Riassumi in tre frasi l'estratto sui condottieri normanni.

__ESTRATTO__.
:::::

Anni dopo la morte di Roberto nel 1085, la principessa bizantina Anna Comnena ricordandoci ovviamente chi, come, quando e perché scrive dipinge un ritratto particolarmente suggestivo del Guiscardo, applicabile in larga misura a molti condottieri normanni che lo avevano preceduto e che gli sarebbero succeduti: «Questo Roberto era di stirpe normanna, di bassi natali, cupido di potere, d'ingegno astutissimo e coraggioso nell'azione: aspirava soprattutto alla ricchezza e alla potenza dei grandi, e mostrava un'invincibile fermezza nel tener dietro ai suoi concepimenti, allorché ostinavasi di mandarli a buon fine. La sua statura era notevole, tale da superare anche i più alti fra gli individui; aveva una carnagione accesa, tendente al rosso, i capelli di un biondo chiaro, le spalle larghe, gli occhi chiari ma sprizzanti fuoco. La conformazione del suo corpo era elegantemente proporzionata. [...] In quanto alla voce, si racconta che il grido di quest'uomo avesse messo in fuga intere moltitudini. Così dotato dalla fortuna, dal fisico e dal carattere, egli era affatto alieno dall'assoggettarsi a chiunque, o dal prestare servile omaggio». 

Ed è sulla grande scia di Roberto e della dinastia de Hauteville che si collocano le vicende della famiglia de Blosseville e in particolare di Guillaume, duca di Gaeta per un breve lasso di tempo durante il quale ha lasciato testimonianze tangibili sul territorio. La storia del duca Guglielmo ha inizio con la conquista normanna dell'Inghilterra nel 1066, alla quale partecipa come cavaliere il padre, Gilbert de Blosseville. In cambio dei servigi resi, Gilbert ottiene il maniero di Harrold dove nasce appunto Guglielmo nel 1080. Da bravo normanno, ancora giovane non rimane in Inghilterra a trastullarsi con le ricchezze paterne e decide di imbarcarsi per il sud Italia come soldato di ventura. Nel frattempo Gaeta sta attraversando un periodo piuttosto turbolento... Per capirlo, dobbiamo tornare indietro di mezzo secolo, al dominio aversano della famiglia Drengot.


Scena 55 e 56 dell’arazzo di Bayeux (fine XI sec.) raffigurante cavalieri normanni in carica durante la battaglia di Hastings (1066 d.C.) che sancisce la fine del dominio sassone sull’isola. Verosimilmente, i normanni che prendono Messina cinque anni prima erano equipaggiati allo stesso modo.

:::::

__ELENCO__.

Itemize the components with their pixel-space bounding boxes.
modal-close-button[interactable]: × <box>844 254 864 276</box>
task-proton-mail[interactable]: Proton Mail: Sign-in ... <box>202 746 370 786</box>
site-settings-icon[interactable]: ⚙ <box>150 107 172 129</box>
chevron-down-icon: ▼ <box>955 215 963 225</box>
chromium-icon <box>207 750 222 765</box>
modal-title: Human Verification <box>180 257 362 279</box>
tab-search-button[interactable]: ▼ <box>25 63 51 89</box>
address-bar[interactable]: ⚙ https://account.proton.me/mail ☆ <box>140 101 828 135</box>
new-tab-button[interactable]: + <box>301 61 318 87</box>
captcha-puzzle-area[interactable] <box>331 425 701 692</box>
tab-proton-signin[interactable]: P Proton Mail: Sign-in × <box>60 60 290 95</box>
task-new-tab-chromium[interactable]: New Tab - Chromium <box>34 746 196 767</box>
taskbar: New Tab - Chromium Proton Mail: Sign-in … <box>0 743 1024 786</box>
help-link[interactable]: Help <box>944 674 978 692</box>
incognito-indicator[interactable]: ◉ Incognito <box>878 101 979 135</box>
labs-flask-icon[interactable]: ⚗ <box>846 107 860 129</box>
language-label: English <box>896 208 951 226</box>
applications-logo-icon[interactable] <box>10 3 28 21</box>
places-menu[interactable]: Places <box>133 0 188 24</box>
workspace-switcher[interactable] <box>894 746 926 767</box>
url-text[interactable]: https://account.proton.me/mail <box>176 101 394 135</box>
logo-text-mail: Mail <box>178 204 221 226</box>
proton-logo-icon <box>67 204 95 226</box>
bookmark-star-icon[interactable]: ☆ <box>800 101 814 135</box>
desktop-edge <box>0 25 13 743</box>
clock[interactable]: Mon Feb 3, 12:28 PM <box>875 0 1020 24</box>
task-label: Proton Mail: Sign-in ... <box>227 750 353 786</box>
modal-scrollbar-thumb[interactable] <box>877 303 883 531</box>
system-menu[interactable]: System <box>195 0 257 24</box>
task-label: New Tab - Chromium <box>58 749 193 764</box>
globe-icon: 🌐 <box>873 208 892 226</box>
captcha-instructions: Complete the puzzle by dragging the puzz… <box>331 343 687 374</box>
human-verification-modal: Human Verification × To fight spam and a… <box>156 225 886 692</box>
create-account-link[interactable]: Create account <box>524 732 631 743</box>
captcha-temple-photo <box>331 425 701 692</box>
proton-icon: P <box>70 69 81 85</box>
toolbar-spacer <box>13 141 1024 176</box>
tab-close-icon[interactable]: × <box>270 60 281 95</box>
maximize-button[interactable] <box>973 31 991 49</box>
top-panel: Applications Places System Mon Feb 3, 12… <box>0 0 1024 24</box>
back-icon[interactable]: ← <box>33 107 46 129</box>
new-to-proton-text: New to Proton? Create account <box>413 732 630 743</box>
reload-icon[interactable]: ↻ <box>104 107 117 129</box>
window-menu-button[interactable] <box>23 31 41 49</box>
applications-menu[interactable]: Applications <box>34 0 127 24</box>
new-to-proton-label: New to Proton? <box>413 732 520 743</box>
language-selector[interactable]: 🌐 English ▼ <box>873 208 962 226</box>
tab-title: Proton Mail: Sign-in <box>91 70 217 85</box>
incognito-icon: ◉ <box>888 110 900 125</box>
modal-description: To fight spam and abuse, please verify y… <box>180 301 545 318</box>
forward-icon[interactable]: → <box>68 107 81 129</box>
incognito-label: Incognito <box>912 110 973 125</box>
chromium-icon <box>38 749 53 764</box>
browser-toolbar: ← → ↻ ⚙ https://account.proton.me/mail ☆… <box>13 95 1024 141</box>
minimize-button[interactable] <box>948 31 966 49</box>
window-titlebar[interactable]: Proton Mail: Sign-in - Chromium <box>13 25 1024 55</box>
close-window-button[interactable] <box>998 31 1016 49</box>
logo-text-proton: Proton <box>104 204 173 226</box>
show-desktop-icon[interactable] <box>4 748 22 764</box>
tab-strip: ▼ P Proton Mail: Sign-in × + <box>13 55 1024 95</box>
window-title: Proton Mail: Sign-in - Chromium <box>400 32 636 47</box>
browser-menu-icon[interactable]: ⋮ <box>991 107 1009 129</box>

:::::

__RISPOSTA__.
Anni dopo la morte di Roberto il Guiscardo nel 1085, la principessa bizantina Anna Comnena lo ritrae come un normanno di bassi natali, avido di potere, astutissimo e coraggioso, di statura notevole, con capelli biondi, voce possente e un carattere che rifiutava di sottomettersi a chiunque. Sulla scia di Roberto e degli Hauteville si collocano le vicende dei de Blosseville, in particolare di Guglielmo, duca di Gaeta per breve tempo. Nato nel 1080 nel maniero di Harrold, ottenuto dal padre Gilbert per aver combattuto nella conquista normanna dell'Inghilterra, Guglielmo partì giovane per il sud Italia come soldato di ventura.